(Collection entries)
-- START --

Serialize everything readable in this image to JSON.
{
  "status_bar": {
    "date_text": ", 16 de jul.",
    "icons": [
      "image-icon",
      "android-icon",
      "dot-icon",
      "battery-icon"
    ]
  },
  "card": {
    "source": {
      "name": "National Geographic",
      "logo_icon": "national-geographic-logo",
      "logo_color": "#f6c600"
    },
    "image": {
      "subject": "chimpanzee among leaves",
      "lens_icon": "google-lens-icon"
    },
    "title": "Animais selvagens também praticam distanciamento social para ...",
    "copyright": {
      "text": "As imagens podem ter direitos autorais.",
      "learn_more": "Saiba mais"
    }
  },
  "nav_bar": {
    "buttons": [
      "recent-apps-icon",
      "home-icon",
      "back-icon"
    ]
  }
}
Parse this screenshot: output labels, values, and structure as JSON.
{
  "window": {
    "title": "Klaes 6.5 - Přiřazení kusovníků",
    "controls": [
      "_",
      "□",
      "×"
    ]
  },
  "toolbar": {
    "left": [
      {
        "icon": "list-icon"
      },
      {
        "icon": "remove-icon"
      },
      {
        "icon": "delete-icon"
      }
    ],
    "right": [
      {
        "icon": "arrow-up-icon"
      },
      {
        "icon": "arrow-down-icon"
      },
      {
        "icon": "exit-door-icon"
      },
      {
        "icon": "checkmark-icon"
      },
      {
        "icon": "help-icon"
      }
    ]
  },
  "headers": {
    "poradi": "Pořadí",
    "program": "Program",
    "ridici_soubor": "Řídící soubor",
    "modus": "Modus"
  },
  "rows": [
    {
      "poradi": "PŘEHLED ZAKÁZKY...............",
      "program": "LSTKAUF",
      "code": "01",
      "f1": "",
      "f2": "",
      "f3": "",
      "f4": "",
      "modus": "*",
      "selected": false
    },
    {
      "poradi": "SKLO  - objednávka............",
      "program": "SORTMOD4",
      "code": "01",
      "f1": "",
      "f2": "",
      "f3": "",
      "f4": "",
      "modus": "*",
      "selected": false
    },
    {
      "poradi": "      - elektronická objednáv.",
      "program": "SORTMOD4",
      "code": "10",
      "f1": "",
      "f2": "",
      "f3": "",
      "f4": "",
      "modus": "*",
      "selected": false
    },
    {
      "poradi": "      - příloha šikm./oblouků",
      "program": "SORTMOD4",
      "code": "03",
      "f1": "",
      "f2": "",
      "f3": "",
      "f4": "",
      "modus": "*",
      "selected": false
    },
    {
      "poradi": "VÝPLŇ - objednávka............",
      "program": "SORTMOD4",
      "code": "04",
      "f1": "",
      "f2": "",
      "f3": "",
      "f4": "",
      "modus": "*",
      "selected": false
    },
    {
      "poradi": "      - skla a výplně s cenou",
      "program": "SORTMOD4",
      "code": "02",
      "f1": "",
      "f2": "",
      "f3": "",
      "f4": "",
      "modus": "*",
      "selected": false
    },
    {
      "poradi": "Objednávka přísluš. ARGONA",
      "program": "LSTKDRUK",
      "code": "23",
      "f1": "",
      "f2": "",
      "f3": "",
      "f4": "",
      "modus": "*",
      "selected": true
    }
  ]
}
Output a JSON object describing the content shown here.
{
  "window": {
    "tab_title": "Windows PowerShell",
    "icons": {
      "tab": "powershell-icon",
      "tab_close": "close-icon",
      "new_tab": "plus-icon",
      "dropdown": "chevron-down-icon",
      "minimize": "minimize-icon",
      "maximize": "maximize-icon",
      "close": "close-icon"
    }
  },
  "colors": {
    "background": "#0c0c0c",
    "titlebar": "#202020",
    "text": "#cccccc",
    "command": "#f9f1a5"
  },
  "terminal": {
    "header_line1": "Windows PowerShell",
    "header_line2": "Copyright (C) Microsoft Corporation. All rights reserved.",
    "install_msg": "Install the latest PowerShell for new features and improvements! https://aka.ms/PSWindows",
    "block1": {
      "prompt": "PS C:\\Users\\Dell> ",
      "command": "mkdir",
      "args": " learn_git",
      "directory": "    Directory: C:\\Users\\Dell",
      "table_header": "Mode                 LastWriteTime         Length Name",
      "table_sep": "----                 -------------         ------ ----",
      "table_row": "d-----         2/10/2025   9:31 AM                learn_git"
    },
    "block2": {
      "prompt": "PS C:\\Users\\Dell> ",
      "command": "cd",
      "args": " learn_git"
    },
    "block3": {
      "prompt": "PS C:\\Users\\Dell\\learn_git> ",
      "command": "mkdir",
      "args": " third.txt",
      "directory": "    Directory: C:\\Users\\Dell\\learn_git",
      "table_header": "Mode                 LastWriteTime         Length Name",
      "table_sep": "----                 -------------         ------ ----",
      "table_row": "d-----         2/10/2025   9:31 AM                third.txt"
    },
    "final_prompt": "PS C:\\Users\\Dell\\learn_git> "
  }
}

-- END --

§ **Stated goal**:
Copy out each line above, character for character.

§ **Result**:
Serialize everything readable in this image to JSON.
{
  "status_bar": {
    "date_text": ", 16 de jul.",
    "icons": [
      "image-icon",
      "android-icon",
      "dot-icon",
      "battery-icon"
    ]
  },
  "card": {
    "source": {
      "name": "National Geographic",
      "logo_icon": "national-geographic-logo",
      "logo_color": "#f6c600"
    },
    "image": {
      "subject": "chimpanzee among leaves",
      "lens_icon": "google-lens-icon"
    },
    "title": "Animais selvagens também praticam distanciamento social para ...",
    "copyright": {
      "text": "As imagens podem ter direitos autorais.",
      "learn_more": "Saiba mais"
    }
  },
  "nav_bar": {
    "buttons": [
      "recent-apps-icon",
      "home-icon",
      "back-icon"
    ]
  }
}
Parse this screenshot: output labels, values, and structure as JSON.
{
  "window": {
    "title": "Klaes 6.5 - Přiřazení kusovníků",
    "controls": [
      "_",
      "□",
      "×"
    ]
  },
  "toolbar": {
    "left": [
      {
        "icon": "list-icon"
      },
      {
        "icon": "remove-icon"
      },
      {
        "icon": "delete-icon"
      }
    ],
    "right": [
      {
        "icon": "arrow-up-icon"
      },
      {
        "icon": "arrow-down-icon"
      },
      {
        "icon": "exit-door-icon"
      },
      {
        "icon": "checkmark-icon"
      },
      {
        "icon": "help-icon"
      }
    ]
  },
  "headers": {
    "poradi": "Pořadí",
    "program": "Program",
    "ridici_soubor": "Řídící soubor",
    "modus": "Modus"
  },
  "rows": [
    {
      "poradi": "PŘEHLED ZAKÁZKY...............",
      "program": "LSTKAUF",
      "code": "01",
      "f1": "",
      "f2": "",
      "f3": "",
      "f4": "",
      "modus": "*",
      "selected": false
    },
    {
      "poradi": "SKLO  - objednávka............",
      "program": "SORTMOD4",
      "code": "01",
      "f1": "",
      "f2": "",
      "f3": "",
      "f4": "",
      "modus": "*",
      "selected": false
    },
    {
      "poradi": "      - elektronická objednáv.",
      "program": "SORTMOD4",
      "code": "10",
      "f1": "",
      "f2": "",
      "f3": "",
      "f4": "",
      "modus": "*",
      "selected": false
    },
    {
      "poradi": "      - příloha šikm./oblouků",
      "program": "SORTMOD4",
      "code": "03",
      "f1": "",
      "f2": "",
      "f3": "",
      "f4": "",
      "modus": "*",
      "selected": false
    },
    {
      "poradi": "VÝPLŇ - objednávka............",
      "program": "SORTMOD4",
      "code": "04",
      "f1": "",
      "f2": "",
      "f3": "",
      "f4": "",
      "modus": "*",
      "selected": false
    },
    {
      "poradi": "      - skla a výplně s cenou",
      "program": "SORTMOD4",
      "code": "02",
      "f1": "",
      "f2": "",
      "f3": "",
      "f4": "",
      "modus": "*",
      "selected": false
    },
    {
      "poradi": "Objednávka přísluš. ARGONA",
      "program": "LSTKDRUK",
      "code": "23",
      "f1": "",
      "f2": "",
      "f3": "",
      "f4": "",
      "modus": "*",
      "selected": true
    }
  ]
}
Output a JSON object describing the content shown here.
{
  "window": {
    "tab_title": "Windows PowerShell",
    "icons": {
      "tab": "powershell-icon",
      "tab_close": "close-icon",
      "new_tab": "plus-icon",
      "dropdown": "chevron-down-icon",
      "minimize": "minimize-icon",
      "maximize": "maximize-icon",
      "close": "close-icon"
    }
  },
  "colors": {
    "background": "#0c0c0c",
    "titlebar": "#202020",
    "text": "#cccccc",
    "command": "#f9f1a5"
  },
  "terminal": {
    "header_line1": "Windows PowerShell",
    "header_line2": "Copyright (C) Microsoft Corporation. All rights reserved.",
    "install_msg": "Install the latest PowerShell for new features and improvements! https://aka.ms/PSWindows",
    "block1": {
      "prompt": "PS C:\\Users\\Dell> ",
      "command": "mkdir",
      "args": " learn_git",
      "directory": "    Directory: C:\\Users\\Dell",
      "table_header": "Mode                 LastWriteTime         Length Name",
      "table_sep": "----                 -------------         ------ ----",
      "table_row": "d-----         2/10/2025   9:31 AM                learn_git"
    },
    "block2": {
      "prompt": "PS C:\\Users\\Dell> ",
      "command": "cd",
      "args": " learn_git"
    },
    "block3": {
      "prompt": "PS C:\\Users\\Dell\\learn_git> ",
      "command": "mkdir",
      "args": " third.txt",
      "directory": "    Directory: C:\\Users\\Dell\\learn_git",
      "table_header": "Mode                 LastWriteTime         Length Name",
      "table_sep": "----                 -------------         ------ ----",
      "table_row": "d-----         2/10/2025   9:31 AM                third.txt"
    },
    "final_prompt": "PS C:\\Users\\Dell\\learn_git> "
  }
}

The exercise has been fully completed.